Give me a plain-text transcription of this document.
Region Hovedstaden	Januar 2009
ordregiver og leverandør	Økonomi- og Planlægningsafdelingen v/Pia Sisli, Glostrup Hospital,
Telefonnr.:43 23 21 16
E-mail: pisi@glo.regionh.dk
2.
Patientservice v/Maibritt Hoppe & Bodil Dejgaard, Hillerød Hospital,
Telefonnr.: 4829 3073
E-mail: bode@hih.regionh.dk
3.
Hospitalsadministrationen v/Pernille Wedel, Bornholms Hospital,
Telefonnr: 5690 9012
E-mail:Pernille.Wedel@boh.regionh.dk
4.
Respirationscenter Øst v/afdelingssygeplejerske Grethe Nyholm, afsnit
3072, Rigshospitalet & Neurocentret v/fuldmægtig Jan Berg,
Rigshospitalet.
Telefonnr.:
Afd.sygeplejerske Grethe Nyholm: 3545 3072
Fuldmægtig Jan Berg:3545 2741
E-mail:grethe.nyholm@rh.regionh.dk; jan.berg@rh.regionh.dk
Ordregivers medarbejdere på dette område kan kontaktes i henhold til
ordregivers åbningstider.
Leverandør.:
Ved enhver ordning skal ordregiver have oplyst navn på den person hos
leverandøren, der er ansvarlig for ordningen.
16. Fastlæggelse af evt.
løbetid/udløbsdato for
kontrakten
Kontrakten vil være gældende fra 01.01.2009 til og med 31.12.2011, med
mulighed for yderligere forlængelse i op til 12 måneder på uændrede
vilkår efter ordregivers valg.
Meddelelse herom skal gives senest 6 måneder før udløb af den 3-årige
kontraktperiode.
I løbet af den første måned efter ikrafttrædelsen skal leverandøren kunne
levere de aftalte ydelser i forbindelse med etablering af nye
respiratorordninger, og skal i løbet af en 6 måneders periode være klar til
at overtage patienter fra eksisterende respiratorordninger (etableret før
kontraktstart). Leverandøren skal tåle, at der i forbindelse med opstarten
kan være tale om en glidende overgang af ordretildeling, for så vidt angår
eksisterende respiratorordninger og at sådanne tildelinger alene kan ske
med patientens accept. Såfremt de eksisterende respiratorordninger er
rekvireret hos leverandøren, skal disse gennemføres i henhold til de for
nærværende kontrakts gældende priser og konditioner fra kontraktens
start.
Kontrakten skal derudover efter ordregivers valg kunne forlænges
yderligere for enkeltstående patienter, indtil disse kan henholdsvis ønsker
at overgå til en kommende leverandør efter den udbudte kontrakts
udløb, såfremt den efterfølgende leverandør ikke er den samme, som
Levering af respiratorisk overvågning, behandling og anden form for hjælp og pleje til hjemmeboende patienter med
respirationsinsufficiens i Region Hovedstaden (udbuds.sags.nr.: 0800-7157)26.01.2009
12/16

= = = =

-- The problem --
Reproduce the material above, keeping every line intact.

-- Response --
Give me a plain-text transcription of this document.
Region Hovedstaden	Januar 2009
ordregiver og leverandør	Økonomi- og Planlægningsafdelingen v/Pia Sisli, Glostrup Hospital,
Telefonnr.:43 23 21 16
E-mail: pisi@glo.regionh.dk
2.
Patientservice v/Maibritt Hoppe & Bodil Dejgaard, Hillerød Hospital,
Telefonnr.: 4829 3073
E-mail: bode@hih.regionh.dk
3.
Hospitalsadministrationen v/Pernille Wedel, Bornholms Hospital,
Telefonnr: 5690 9012
E-mail:Pernille.Wedel@boh.regionh.dk
4.
Respirationscenter Øst v/afdelingssygeplejerske Grethe Nyholm, afsnit
3072, Rigshospitalet & Neurocentret v/fuldmægtig Jan Berg,
Rigshospitalet.
Telefonnr.:
Afd.sygeplejerske Grethe Nyholm: 3545 3072
Fuldmægtig Jan Berg:3545 2741
E-mail:grethe.nyholm@rh.regionh.dk; jan.berg@rh.regionh.dk
Ordregivers medarbejdere på dette område kan kontaktes i henhold til
ordregivers åbningstider.
Leverandør.:
Ved enhver ordning skal ordregiver have oplyst navn på den person hos
leverandøren, der er ansvarlig for ordningen.
16. Fastlæggelse af evt.
løbetid/udløbsdato for
kontrakten
Kontrakten vil være gældende fra 01.01.2009 til og med 31.12.2011, med
mulighed for yderligere forlængelse i op til 12 måneder på uændrede
vilkår efter ordregivers valg.
Meddelelse herom skal gives senest 6 måneder før udløb af den 3-årige
kontraktperiode.
I løbet af den første måned efter ikrafttrædelsen skal leverandøren kunne
levere de aftalte ydelser i forbindelse med etablering af nye
respiratorordninger, og skal i løbet af en 6 måneders periode være klar til
at overtage patienter fra eksisterende respiratorordninger (etableret før
kontraktstart). Leverandøren skal tåle, at der i forbindelse med opstarten
kan være tale om en glidende overgang af ordretildeling, for så vidt angår
eksisterende respiratorordninger og at sådanne tildelinger alene kan ske
med patientens accept. Såfremt de eksisterende respiratorordninger er
rekvireret hos leverandøren, skal disse gennemføres i henhold til de for
nærværende kontrakts gældende priser og konditioner fra kontraktens
start.
Kontrakten skal derudover efter ordregivers valg kunne forlænges
yderligere for enkeltstående patienter, indtil disse kan henholdsvis ønsker
at overgå til en kommende leverandør efter den udbudte kontrakts
udløb, såfremt den efterfølgende leverandør ikke er den samme, som
Levering af respiratorisk overvågning, behandling og anden form for hjælp og pleje til hjemmeboende patienter med
respirationsinsufficiens i Region Hovedstaden (udbuds.sags.nr.: 0800-7157)26.01.2009
12/16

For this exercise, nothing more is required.